Task prompt
Type out the material below exactly.

Material for this task
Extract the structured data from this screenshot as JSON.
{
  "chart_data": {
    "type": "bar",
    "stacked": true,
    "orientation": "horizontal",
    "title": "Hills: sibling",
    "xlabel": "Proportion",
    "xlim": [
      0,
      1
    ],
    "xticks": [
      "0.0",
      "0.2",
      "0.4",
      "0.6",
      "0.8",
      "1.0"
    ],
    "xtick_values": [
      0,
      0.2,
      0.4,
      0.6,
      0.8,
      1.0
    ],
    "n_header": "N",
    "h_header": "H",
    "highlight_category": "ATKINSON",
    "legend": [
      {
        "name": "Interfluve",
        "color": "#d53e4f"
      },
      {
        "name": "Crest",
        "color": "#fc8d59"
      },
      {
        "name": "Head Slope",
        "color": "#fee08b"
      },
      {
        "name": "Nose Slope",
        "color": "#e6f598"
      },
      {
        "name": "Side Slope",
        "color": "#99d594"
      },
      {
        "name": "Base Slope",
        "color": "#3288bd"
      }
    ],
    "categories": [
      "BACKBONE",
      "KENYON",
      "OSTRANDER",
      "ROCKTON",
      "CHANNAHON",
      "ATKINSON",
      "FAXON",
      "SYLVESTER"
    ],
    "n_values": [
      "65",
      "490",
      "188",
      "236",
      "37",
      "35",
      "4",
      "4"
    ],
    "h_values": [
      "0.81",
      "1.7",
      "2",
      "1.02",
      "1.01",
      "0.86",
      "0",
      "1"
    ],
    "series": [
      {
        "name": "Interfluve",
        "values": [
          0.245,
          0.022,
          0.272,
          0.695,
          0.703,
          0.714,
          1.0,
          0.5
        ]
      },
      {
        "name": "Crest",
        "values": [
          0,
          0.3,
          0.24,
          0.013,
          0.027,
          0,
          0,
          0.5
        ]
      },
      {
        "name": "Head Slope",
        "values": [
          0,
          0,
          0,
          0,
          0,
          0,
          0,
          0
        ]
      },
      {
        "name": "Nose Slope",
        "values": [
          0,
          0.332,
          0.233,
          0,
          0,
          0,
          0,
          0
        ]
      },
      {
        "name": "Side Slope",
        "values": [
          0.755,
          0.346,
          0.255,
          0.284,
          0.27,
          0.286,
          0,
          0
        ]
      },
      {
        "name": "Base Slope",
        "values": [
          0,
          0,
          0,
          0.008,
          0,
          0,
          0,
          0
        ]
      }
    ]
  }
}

Written response
Extract the structured data from this screenshot as JSON.
{
  "chart_data": {
    "type": "bar",
    "stacked": true,
    "orientation": "horizontal",
    "title": "Hills: sibling",
    "xlabel": "Proportion",
    "xlim": [
      0,
      1
    ],
    "xticks": [
      "0.0",
      "0.2",
      "0.4",
      "0.6",
      "0.8",
      "1.0"
    ],
    "xtick_values": [
      0,
      0.2,
      0.4,
      0.6,
      0.8,
      1.0
    ],
    "n_header": "N",
    "h_header": "H",
    "highlight_category": "ATKINSON",
    "legend": [
      {
        "name": "Interfluve",
        "color": "#d53e4f"
      },
      {
        "name": "Crest",
        "color": "#fc8d59"
      },
      {
        "name": "Head Slope",
        "color": "#fee08b"
      },
      {
        "name": "Nose Slope",
        "color": "#e6f598"
      },
      {
        "name": "Side Slope",
        "color": "#99d594"
      },
      {
        "name": "Base Slope",
        "color": "#3288bd"
      }
    ],
    "categories": [
      "BACKBONE",
      "KENYON",
      "OSTRANDER",
      "ROCKTON",
      "CHANNAHON",
      "ATKINSON",
      "FAXON",
      "SYLVESTER"
    ],
    "n_values": [
      "65",
      "490",
      "188",
      "236",
      "37",
      "35",
      "4",
      "4"
    ],
    "h_values": [
      "0.81",
      "1.7",
      "2",
      "1.02",
      "1.01",
      "0.86",
      "0",
      "1"
    ],
    "series": [
      {
        "name": "Interfluve",
        "values": [
          0.245,
          0.022,
          0.272,
          0.695,
          0.703,
          0.714,
          1.0,
          0.5
        ]
      },
      {
        "name": "Crest",
        "values": [
          0,
          0.3,
          0.24,
          0.013,
          0.027,
          0,
          0,
          0.5
        ]
      },
      {
        "name": "Head Slope",
        "values": [
          0,
          0,
          0,
          0,
          0,
          0,
          0,
          0
        ]
      },
      {
        "name": "Nose Slope",
        "values": [
          0,
          0.332,
          0.233,
          0,
          0,
          0,
          0,
          0
        ]
      },
      {
        "name": "Side Slope",
        "values": [
          0.755,
          0.346,
          0.255,
          0.284,
          0.27,
          0.286,
          0,
          0
        ]
      },
      {
        "name": "Base Slope",
        "values": [
          0,
          0,
          0,
          0.008,
          0,
          0,
          0,
          0
        ]
      }
    ]
  }
}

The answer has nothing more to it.